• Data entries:
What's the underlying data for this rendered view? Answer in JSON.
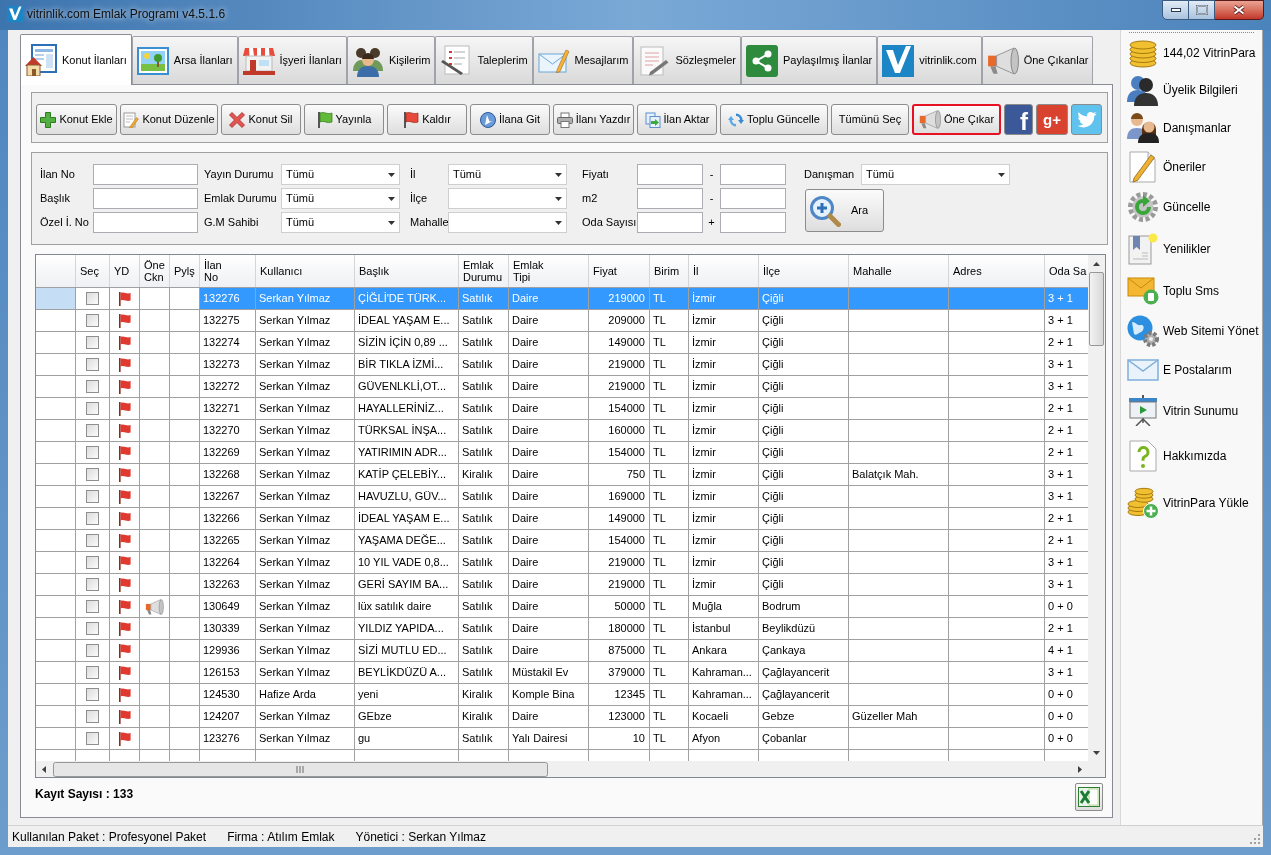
{
  "window": {
    "title": "vitrinlik.com Emlak Programı v4.5.1.6"
  },
  "tabs": [
    {
      "label": "Konut İlanları",
      "selected": true
    },
    {
      "label": "Arsa İlanları",
      "selected": false
    },
    {
      "label": "İşyeri İlanları",
      "selected": false
    },
    {
      "label": "Kişilerim",
      "selected": false
    },
    {
      "label": "Taleplerim",
      "selected": false
    },
    {
      "label": "Mesajlarım",
      "selected": false
    },
    {
      "label": "Sözleşmeler",
      "selected": false
    },
    {
      "label": "Paylaşılmış İlanlar",
      "selected": false
    },
    {
      "label": "vitrinlik.com",
      "selected": false
    },
    {
      "label": "Öne Çıkanlar",
      "selected": false
    }
  ],
  "toolbar": {
    "buttons": [
      {
        "label": "Konut Ekle",
        "highlighted": false
      },
      {
        "label": "Konut Düzenle",
        "highlighted": false
      },
      {
        "label": "Konut Sil",
        "highlighted": false
      },
      {
        "label": "Yayınla",
        "highlighted": false
      },
      {
        "label": "Kaldır",
        "highlighted": false
      },
      {
        "label": "İlana Git",
        "highlighted": false
      },
      {
        "label": "İlanı Yazdır",
        "highlighted": false
      },
      {
        "label": "İlan Aktar",
        "highlighted": false
      },
      {
        "label": "Toplu Güncelle",
        "highlighted": false
      },
      {
        "label": "Tümünü Seç",
        "highlighted": false
      },
      {
        "label": "Öne Çıkar",
        "highlighted": true
      }
    ],
    "share_buttons": [
      {
        "kind": "facebook",
        "text": "f"
      },
      {
        "kind": "google_plus",
        "text": "g+"
      },
      {
        "kind": "twitter"
      }
    ]
  },
  "filter_panel": {
    "rows": [
      [
        {
          "label": "İlan No",
          "kind": "text"
        },
        {
          "label": "Yayın Durumu",
          "kind": "select",
          "value": "Tümü"
        },
        {
          "label": "İl",
          "kind": "select",
          "value": "Tümü"
        },
        {
          "label": "Fiyatı",
          "kind": "range",
          "separator": "-"
        },
        {
          "label": "Danışman",
          "kind": "select",
          "value": "Tümü"
        }
      ],
      [
        {
          "label": "Başlık",
          "kind": "text"
        },
        {
          "label": "Emlak Durumu",
          "kind": "select",
          "value": "Tümü"
        },
        {
          "label": "İlçe",
          "kind": "select"
        },
        {
          "label": "m2",
          "kind": "range",
          "separator": "-"
        }
      ],
      [
        {
          "label": "Özel İ. No",
          "kind": "text"
        },
        {
          "label": "G.M Sahibi",
          "kind": "select",
          "value": "Tümü"
        },
        {
          "label": "Mahalle",
          "kind": "select"
        },
        {
          "label": "Oda Sayısı",
          "kind": "range",
          "separator": "+"
        }
      ]
    ],
    "search_button": {
      "label": "Ara"
    }
  },
  "table": {
    "columns": [
      {
        "label": "Seç",
        "kind": "checkbox"
      },
      {
        "label": "YD",
        "kind": "flag"
      },
      {
        "label": "Öne\nCkn",
        "kind": "featured"
      },
      {
        "label": "Pylş",
        "kind": "shared"
      },
      {
        "label": "İlan\nNo",
        "kind": "text"
      },
      {
        "label": "Kullanıcı",
        "kind": "text"
      },
      {
        "label": "Başlık",
        "kind": "text"
      },
      {
        "label": "Emlak\nDurumu",
        "kind": "text"
      },
      {
        "label": "Emlak\nTipi",
        "kind": "text"
      },
      {
        "label": "Fiyat",
        "kind": "number"
      },
      {
        "label": "Birim",
        "kind": "text"
      },
      {
        "label": "İl",
        "kind": "text"
      },
      {
        "label": "İlçe",
        "kind": "text"
      },
      {
        "label": "Mahalle",
        "kind": "text"
      },
      {
        "label": "Adres",
        "kind": "text"
      },
      {
        "label": "Oda Sa",
        "kind": "text"
      }
    ],
    "rows": [
      {
        "selected": true,
        "checked": false,
        "published": false,
        "featured": false,
        "ilan_no": "132276",
        "user": "Serkan Yılmaz",
        "title": "ÇİĞLİ'DE TÜRK...",
        "status": "Satılık",
        "type": "Daire",
        "price": "219000",
        "unit": "TL",
        "city": "İzmir",
        "district": "Çiğli",
        "rooms": "3 + 1"
      },
      {
        "selected": false,
        "checked": false,
        "published": false,
        "featured": false,
        "ilan_no": "132275",
        "user": "Serkan Yılmaz",
        "title": "İDEAL YAŞAM E...",
        "status": "Satılık",
        "type": "Daire",
        "price": "209000",
        "unit": "TL",
        "city": "İzmir",
        "district": "Çiğli",
        "rooms": "3 + 1"
      },
      {
        "selected": false,
        "checked": false,
        "published": false,
        "featured": false,
        "ilan_no": "132274",
        "user": "Serkan Yılmaz",
        "title": "SİZİN İÇİN 0,89 ...",
        "status": "Satılık",
        "type": "Daire",
        "price": "149000",
        "unit": "TL",
        "city": "İzmir",
        "district": "Çiğli",
        "rooms": "2 + 1"
      },
      {
        "selected": false,
        "checked": false,
        "published": false,
        "featured": false,
        "ilan_no": "132273",
        "user": "Serkan Yılmaz",
        "title": "BİR TIKLA İZMİ...",
        "status": "Satılık",
        "type": "Daire",
        "price": "219000",
        "unit": "TL",
        "city": "İzmir",
        "district": "Çiğli",
        "rooms": "3 + 1"
      },
      {
        "selected": false,
        "checked": false,
        "published": false,
        "featured": false,
        "ilan_no": "132272",
        "user": "Serkan Yılmaz",
        "title": "GÜVENLKLİ,OT...",
        "status": "Satılık",
        "type": "Daire",
        "price": "219000",
        "unit": "TL",
        "city": "İzmir",
        "district": "Çiğli",
        "rooms": "3 + 1"
      },
      {
        "selected": false,
        "checked": false,
        "published": false,
        "featured": false,
        "ilan_no": "132271",
        "user": "Serkan Yılmaz",
        "title": "HAYALLERİNİZ...",
        "status": "Satılık",
        "type": "Daire",
        "price": "154000",
        "unit": "TL",
        "city": "İzmir",
        "district": "Çiğli",
        "rooms": "2 + 1"
      },
      {
        "selected": false,
        "checked": false,
        "published": false,
        "featured": false,
        "ilan_no": "132270",
        "user": "Serkan Yılmaz",
        "title": "TÜRKSAL İNŞA...",
        "status": "Satılık",
        "type": "Daire",
        "price": "160000",
        "unit": "TL",
        "city": "İzmir",
        "district": "Çiğli",
        "rooms": "2 + 1"
      },
      {
        "selected": false,
        "checked": false,
        "published": false,
        "featured": false,
        "ilan_no": "132269",
        "user": "Serkan Yılmaz",
        "title": "YATIRIMIN ADR...",
        "status": "Satılık",
        "type": "Daire",
        "price": "154000",
        "unit": "TL",
        "city": "İzmir",
        "district": "Çiğli",
        "rooms": "2 + 1"
      },
      {
        "selected": false,
        "checked": false,
        "published": false,
        "featured": false,
        "ilan_no": "132268",
        "user": "Serkan Yılmaz",
        "title": "KATİP ÇELEBİY...",
        "status": "Kiralık",
        "type": "Daire",
        "price": "750",
        "unit": "TL",
        "city": "İzmir",
        "district": "Çiğli",
        "neighborhood": "Balatçık Mah.",
        "rooms": "3 + 1"
      },
      {
        "selected": false,
        "checked": false,
        "published": false,
        "featured": false,
        "ilan_no": "132267",
        "user": "Serkan Yılmaz",
        "title": "HAVUZLU, GÜV...",
        "status": "Satılık",
        "type": "Daire",
        "price": "169000",
        "unit": "TL",
        "city": "İzmir",
        "district": "Çiğli",
        "rooms": "3 + 1"
      },
      {
        "selected": false,
        "checked": false,
        "published": false,
        "featured": false,
        "ilan_no": "132266",
        "user": "Serkan Yılmaz",
        "title": "İDEAL YAŞAM E...",
        "status": "Satılık",
        "type": "Daire",
        "price": "149000",
        "unit": "TL",
        "city": "İzmir",
        "district": "Çiğli",
        "rooms": "2 + 1"
      },
      {
        "selected": false,
        "checked": false,
        "published": false,
        "featured": false,
        "ilan_no": "132265",
        "user": "Serkan Yılmaz",
        "title": "YAŞAMA DEĞE...",
        "status": "Satılık",
        "type": "Daire",
        "price": "154000",
        "unit": "TL",
        "city": "İzmir",
        "district": "Çiğli",
        "rooms": "2 + 1"
      },
      {
        "selected": false,
        "checked": false,
        "published": false,
        "featured": false,
        "ilan_no": "132264",
        "user": "Serkan Yılmaz",
        "title": "10 YIL VADE 0,8...",
        "status": "Satılık",
        "type": "Daire",
        "price": "219000",
        "unit": "TL",
        "city": "İzmir",
        "district": "Çiğli",
        "rooms": "3 + 1"
      },
      {
        "selected": false,
        "checked": false,
        "published": false,
        "featured": false,
        "ilan_no": "132263",
        "user": "Serkan Yılmaz",
        "title": "GERİ SAYIM BA...",
        "status": "Satılık",
        "type": "Daire",
        "price": "219000",
        "unit": "TL",
        "city": "İzmir",
        "district": "Çiğli",
        "rooms": "3 + 1"
      },
      {
        "selected": false,
        "checked": false,
        "published": false,
        "featured": true,
        "ilan_no": "130649",
        "user": "Serkan Yılmaz",
        "title": "lüx satılık daire",
        "status": "Satılık",
        "type": "Daire",
        "price": "50000",
        "unit": "TL",
        "city": "Muğla",
        "district": "Bodrum",
        "rooms": "0 + 0"
      },
      {
        "selected": false,
        "checked": false,
        "published": false,
        "featured": false,
        "ilan_no": "130339",
        "user": "Serkan Yılmaz",
        "title": "YILDIZ YAPIDA...",
        "status": "Satılık",
        "type": "Daire",
        "price": "180000",
        "unit": "TL",
        "city": "İstanbul",
        "district": "Beylikdüzü",
        "rooms": "2 + 1"
      },
      {
        "selected": false,
        "checked": false,
        "published": false,
        "featured": false,
        "ilan_no": "129936",
        "user": "Serkan Yılmaz",
        "title": "SİZİ MUTLU ED...",
        "status": "Satılık",
        "type": "Daire",
        "price": "875000",
        "unit": "TL",
        "city": "Ankara",
        "district": "Çankaya",
        "rooms": "4 + 1"
      },
      {
        "selected": false,
        "checked": false,
        "published": false,
        "featured": false,
        "ilan_no": "126153",
        "user": "Serkan Yılmaz",
        "title": "BEYLİKDÜZÜ A...",
        "status": "Satılık",
        "type": "Müstakil Ev",
        "price": "379000",
        "unit": "TL",
        "city": "Kahraman...",
        "district": "Çağlayancerit",
        "rooms": "3 + 1"
      },
      {
        "selected": false,
        "checked": false,
        "published": false,
        "featured": false,
        "ilan_no": "124530",
        "user": "Hafize Arda",
        "title": "yeni",
        "status": "Kiralık",
        "type": "Komple Bina",
        "price": "12345",
        "unit": "TL",
        "city": "Kahraman...",
        "district": "Çağlayancerit",
        "rooms": "0 + 0"
      },
      {
        "selected": false,
        "checked": false,
        "published": false,
        "featured": false,
        "ilan_no": "124207",
        "user": "Serkan Yılmaz",
        "title": "GEbze",
        "status": "Kiralık",
        "type": "Daire",
        "price": "123000",
        "unit": "TL",
        "city": "Kocaeli",
        "district": "Gebze",
        "neighborhood": "Güzeller Mah",
        "rooms": "0 + 0"
      },
      {
        "selected": false,
        "checked": false,
        "published": false,
        "featured": false,
        "ilan_no": "123276",
        "user": "Serkan Yılmaz",
        "title": "gu",
        "status": "Satılık",
        "type": "Yalı Dairesi",
        "price": "10",
        "unit": "TL",
        "city": "Afyon",
        "district": "Çobanlar",
        "rooms": "0 + 0"
      }
    ],
    "record_count": "Kayıt Sayısı : 133"
  },
  "sidebar": [
    {
      "label": "144,02 VitrinPara"
    },
    {
      "label": "Üyelik Bilgileri"
    },
    {
      "label": "Danışmanlar"
    },
    {
      "label": "Öneriler"
    },
    {
      "label": "Güncelle"
    },
    {
      "label": "Yenilikler"
    },
    {
      "label": "Toplu Sms"
    },
    {
      "label": "Web Sitemi Yönet"
    },
    {
      "label": "E Postalarım"
    },
    {
      "label": "Vitrin Sunumu"
    },
    {
      "label": "Hakkımızda"
    },
    {
      "label": "VitrinPara Yükle"
    }
  ],
  "status_bar": [
    "Kullanılan Paket : Profesyonel Paket",
    "Firma : Atılım Emlak",
    "Yönetici : Serkan Yılmaz"
  ]
}
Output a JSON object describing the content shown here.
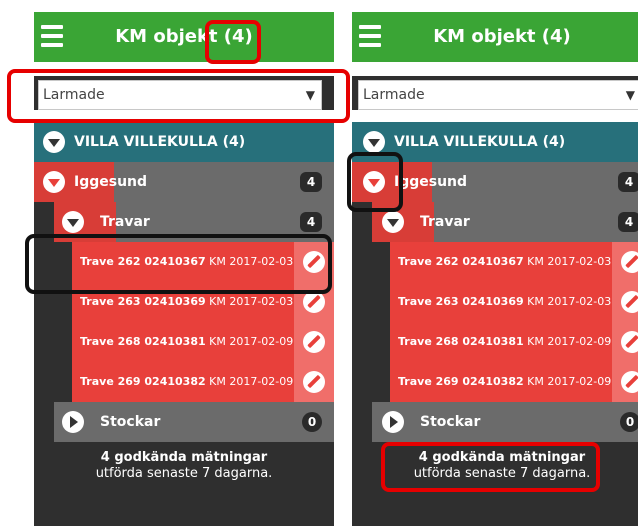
{
  "screens": [
    {
      "title": "KM objekt (4)",
      "filter": "Larmade",
      "group": {
        "label": "VILLA VILLEKULLA (4)"
      },
      "site": {
        "label": "Iggesund",
        "count": "4"
      },
      "category": {
        "label": "Travar",
        "count": "4"
      },
      "items": [
        {
          "name": "Trave 262 02410367",
          "meta": "KM 2017-02-03"
        },
        {
          "name": "Trave 263 02410369",
          "meta": "KM 2017-02-03"
        },
        {
          "name": "Trave 268 02410381",
          "meta": "KM 2017-02-09"
        },
        {
          "name": "Trave 269 02410382",
          "meta": "KM 2017-02-09"
        }
      ],
      "stockar": {
        "label": "Stockar",
        "count": "0"
      },
      "footer": {
        "line1": "4 godkända mätningar",
        "line2": "utförda senaste 7 dagarna."
      }
    },
    {
      "title": "KM objekt (4)",
      "filter": "Larmade",
      "group": {
        "label": "VILLA VILLEKULLA (4)"
      },
      "site": {
        "label": "Iggesund",
        "count": "4"
      },
      "category": {
        "label": "Travar",
        "count": "4"
      },
      "items": [
        {
          "name": "Trave 262 02410367",
          "meta": "KM 2017-02-03"
        },
        {
          "name": "Trave 263 02410369",
          "meta": "KM 2017-02-03"
        },
        {
          "name": "Trave 268 02410381",
          "meta": "KM 2017-02-09"
        },
        {
          "name": "Trave 269 02410382",
          "meta": "KM 2017-02-09"
        }
      ],
      "stockar": {
        "label": "Stockar",
        "count": "0"
      },
      "footer": {
        "line1": "4 godkända mätningar",
        "line2": "utförda senaste 7 dagarna."
      }
    }
  ],
  "colors": {
    "header": "#3aa535",
    "group": "#27707b",
    "item": "#e8403b",
    "annotation_red": "#e60000",
    "annotation_black": "#111111"
  }
}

• EXERCISE INSTRUCTIONS: Omit the pictures and write out exactly the lines from the one containing "Output a JSON" through the last line of the material.

• ANSWER TO THIS PROBLEM:
Output a JSON object describing the content shown here.
{
  "screens": [
    {
      "title": "KM objekt (4)",
      "filter": "Larmade",
      "group": {
        "label": "VILLA VILLEKULLA (4)"
      },
      "site": {
        "label": "Iggesund",
        "count": "4"
      },
      "category": {
        "label": "Travar",
        "count": "4"
      },
      "items": [
        {
          "name": "Trave 262 02410367",
          "meta": "KM 2017-02-03"
        },
        {
          "name": "Trave 263 02410369",
          "meta": "KM 2017-02-03"
        },
        {
          "name": "Trave 268 02410381",
          "meta": "KM 2017-02-09"
        },
        {
          "name": "Trave 269 02410382",
          "meta": "KM 2017-02-09"
        }
      ],
      "stockar": {
        "label": "Stockar",
        "count": "0"
      },
      "footer": {
        "line1": "4 godkända mätningar",
        "line2": "utförda senaste 7 dagarna."
      }
    },
    {
      "title": "KM objekt (4)",
      "filter": "Larmade",
      "group": {
        "label": "VILLA VILLEKULLA (4)"
      },
      "site": {
        "label": "Iggesund",
        "count": "4"
      },
      "category": {
        "label": "Travar",
        "count": "4"
      },
      "items": [
        {
          "name": "Trave 262 02410367",
          "meta": "KM 2017-02-03"
        },
        {
          "name": "Trave 263 02410369",
          "meta": "KM 2017-02-03"
        },
        {
          "name": "Trave 268 02410381",
          "meta": "KM 2017-02-09"
        },
        {
          "name": "Trave 269 02410382",
          "meta": "KM 2017-02-09"
        }
      ],
      "stockar": {
        "label": "Stockar",
        "count": "0"
      },
      "footer": {
        "line1": "4 godkända mätningar",
        "line2": "utförda senaste 7 dagarna."
      }
    }
  ],
  "colors": {
    "header": "#3aa535",
    "group": "#27707b",
    "item": "#e8403b",
    "annotation_red": "#e60000",
    "annotation_black": "#111111"
  }
}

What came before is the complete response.